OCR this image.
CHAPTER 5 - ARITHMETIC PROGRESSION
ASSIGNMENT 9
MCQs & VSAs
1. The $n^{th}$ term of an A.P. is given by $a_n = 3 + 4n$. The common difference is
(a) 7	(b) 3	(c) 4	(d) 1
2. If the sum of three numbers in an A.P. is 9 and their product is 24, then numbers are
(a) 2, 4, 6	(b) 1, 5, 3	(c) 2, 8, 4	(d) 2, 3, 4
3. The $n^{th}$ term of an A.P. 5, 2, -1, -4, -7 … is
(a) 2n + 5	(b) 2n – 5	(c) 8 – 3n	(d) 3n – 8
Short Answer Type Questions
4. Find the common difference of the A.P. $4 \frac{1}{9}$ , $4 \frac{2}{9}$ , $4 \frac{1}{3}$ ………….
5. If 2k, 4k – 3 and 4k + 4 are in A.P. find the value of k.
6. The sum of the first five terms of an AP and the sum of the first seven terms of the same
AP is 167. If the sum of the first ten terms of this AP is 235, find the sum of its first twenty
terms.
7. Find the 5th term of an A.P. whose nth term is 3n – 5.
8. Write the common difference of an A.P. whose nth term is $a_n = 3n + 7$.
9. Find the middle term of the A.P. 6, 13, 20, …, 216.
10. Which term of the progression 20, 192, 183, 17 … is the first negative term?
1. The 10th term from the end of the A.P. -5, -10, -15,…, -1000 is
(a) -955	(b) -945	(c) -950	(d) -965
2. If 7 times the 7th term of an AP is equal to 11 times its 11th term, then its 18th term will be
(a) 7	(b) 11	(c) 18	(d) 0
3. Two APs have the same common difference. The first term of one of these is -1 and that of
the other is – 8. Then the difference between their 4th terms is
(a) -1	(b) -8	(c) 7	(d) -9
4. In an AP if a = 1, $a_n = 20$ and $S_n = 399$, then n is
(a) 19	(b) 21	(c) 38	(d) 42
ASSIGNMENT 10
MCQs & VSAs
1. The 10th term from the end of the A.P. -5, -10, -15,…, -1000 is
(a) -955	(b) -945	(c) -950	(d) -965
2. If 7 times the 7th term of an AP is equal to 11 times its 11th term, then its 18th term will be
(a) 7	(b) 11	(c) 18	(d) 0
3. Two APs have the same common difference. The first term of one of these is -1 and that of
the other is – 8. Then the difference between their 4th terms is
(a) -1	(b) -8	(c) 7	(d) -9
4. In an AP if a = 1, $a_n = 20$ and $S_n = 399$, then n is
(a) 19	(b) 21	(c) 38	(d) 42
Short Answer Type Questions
----------
TASK REQUIREMENTS >> Determine how many lines of the data contain "whose" and give nothing but that number.

CORRECT ANSWER >> 2